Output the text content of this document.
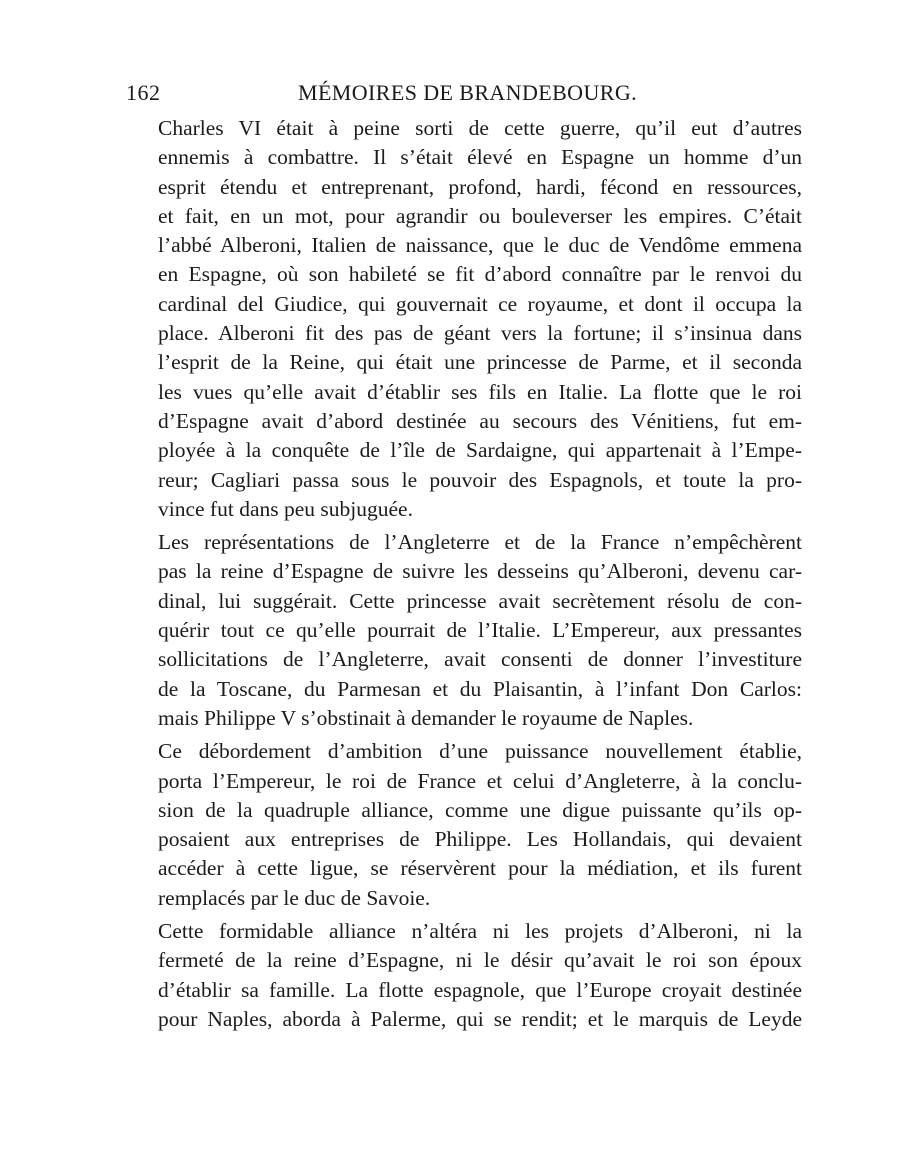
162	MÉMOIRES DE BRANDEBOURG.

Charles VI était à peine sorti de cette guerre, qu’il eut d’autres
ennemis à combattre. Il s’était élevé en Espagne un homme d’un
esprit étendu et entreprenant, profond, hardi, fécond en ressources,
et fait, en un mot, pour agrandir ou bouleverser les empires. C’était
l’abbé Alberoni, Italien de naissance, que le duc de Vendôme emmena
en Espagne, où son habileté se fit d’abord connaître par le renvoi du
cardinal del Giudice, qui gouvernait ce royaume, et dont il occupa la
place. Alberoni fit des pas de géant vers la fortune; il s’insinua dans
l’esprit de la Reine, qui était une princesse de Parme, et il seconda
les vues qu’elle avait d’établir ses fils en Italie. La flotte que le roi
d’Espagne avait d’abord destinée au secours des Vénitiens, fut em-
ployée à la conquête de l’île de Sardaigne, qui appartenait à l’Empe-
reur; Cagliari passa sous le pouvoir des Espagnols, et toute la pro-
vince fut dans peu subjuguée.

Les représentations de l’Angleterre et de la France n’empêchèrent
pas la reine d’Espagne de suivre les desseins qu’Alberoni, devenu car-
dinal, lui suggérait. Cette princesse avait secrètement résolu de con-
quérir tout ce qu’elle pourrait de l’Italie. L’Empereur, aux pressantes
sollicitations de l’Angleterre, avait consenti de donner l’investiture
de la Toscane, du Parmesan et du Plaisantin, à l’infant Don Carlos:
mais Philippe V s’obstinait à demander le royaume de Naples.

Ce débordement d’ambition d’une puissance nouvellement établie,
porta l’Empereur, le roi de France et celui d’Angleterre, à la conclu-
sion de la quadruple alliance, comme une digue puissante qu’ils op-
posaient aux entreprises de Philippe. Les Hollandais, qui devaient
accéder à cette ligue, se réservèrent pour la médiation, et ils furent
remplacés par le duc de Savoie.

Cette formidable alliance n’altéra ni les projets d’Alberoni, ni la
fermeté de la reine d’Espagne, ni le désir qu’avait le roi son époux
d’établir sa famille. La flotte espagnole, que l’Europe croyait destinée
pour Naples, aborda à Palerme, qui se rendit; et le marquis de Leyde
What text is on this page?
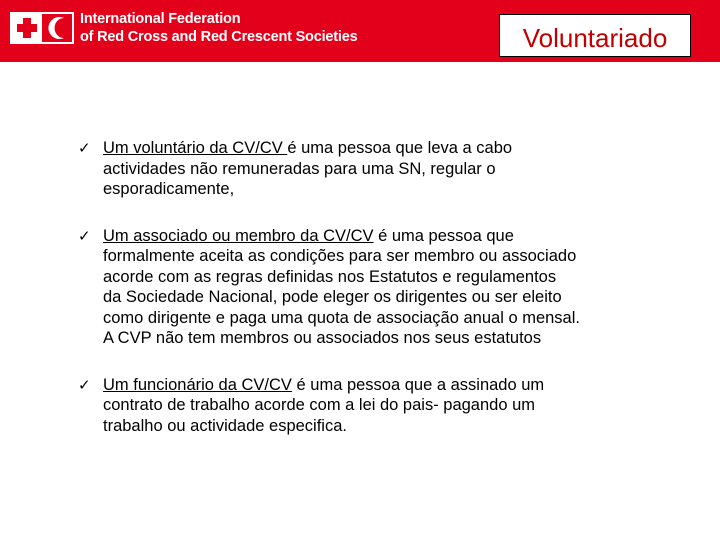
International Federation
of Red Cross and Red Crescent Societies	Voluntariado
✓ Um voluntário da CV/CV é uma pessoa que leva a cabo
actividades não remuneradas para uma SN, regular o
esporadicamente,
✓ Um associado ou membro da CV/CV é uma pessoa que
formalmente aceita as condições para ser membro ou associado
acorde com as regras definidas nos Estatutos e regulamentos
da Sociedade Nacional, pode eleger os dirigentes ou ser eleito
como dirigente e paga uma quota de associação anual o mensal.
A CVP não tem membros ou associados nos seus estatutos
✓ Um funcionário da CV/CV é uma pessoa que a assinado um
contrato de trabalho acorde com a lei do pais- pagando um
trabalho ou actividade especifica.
══════════════════════════════
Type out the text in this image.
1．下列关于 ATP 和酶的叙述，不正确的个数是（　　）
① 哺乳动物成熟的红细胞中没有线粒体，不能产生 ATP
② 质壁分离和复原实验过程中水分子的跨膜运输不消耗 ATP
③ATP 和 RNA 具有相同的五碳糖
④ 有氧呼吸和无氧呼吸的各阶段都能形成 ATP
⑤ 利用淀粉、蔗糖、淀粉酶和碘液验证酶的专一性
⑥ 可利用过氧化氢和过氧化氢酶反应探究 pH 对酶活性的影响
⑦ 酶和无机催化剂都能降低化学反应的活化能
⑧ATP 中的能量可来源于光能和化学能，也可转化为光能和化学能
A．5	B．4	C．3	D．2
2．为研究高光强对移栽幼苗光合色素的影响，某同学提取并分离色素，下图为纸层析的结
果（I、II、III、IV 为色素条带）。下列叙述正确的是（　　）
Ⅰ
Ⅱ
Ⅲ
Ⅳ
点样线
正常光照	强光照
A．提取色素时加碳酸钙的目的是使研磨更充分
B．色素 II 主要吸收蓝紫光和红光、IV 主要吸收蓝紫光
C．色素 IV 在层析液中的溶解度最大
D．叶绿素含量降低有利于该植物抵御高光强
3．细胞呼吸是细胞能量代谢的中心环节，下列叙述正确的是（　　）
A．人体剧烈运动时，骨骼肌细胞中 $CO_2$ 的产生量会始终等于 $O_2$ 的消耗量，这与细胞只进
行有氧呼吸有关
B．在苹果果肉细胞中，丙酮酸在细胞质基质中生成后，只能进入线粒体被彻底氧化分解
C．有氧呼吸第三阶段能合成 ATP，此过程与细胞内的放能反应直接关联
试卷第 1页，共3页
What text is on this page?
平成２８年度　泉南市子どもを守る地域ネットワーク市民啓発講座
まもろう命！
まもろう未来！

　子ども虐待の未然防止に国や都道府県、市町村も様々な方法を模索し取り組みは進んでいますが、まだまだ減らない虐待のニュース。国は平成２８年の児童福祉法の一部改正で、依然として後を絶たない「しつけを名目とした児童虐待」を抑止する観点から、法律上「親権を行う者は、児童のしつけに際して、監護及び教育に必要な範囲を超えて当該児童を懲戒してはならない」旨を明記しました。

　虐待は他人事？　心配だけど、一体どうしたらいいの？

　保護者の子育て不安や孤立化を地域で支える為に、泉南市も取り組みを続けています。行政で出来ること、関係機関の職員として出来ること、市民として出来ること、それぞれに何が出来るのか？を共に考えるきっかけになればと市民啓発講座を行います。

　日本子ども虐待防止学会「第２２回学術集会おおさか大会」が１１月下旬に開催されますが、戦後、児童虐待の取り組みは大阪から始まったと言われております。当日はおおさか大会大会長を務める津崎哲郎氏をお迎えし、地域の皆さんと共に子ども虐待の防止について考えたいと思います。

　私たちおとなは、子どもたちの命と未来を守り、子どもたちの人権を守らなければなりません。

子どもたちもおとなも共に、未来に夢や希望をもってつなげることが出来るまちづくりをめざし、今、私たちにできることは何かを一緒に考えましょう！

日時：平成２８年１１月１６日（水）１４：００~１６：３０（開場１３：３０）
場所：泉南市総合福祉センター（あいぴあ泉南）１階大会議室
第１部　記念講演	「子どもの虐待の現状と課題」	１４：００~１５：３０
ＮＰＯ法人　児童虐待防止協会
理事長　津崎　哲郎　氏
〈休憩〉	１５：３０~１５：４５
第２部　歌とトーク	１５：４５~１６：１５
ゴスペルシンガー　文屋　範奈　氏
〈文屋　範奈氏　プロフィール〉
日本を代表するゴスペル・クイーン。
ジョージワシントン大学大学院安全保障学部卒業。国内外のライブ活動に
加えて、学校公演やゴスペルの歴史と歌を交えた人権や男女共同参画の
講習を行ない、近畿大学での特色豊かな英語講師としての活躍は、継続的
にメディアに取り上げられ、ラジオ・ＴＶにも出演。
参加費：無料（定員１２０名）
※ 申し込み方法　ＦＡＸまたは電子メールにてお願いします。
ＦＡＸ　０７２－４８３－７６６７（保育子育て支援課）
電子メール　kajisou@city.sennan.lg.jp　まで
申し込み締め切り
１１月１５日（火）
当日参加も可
══════════════════════════════
Examine the listing and say how many of its lines contain the string "Empereur". Give the number alone.

2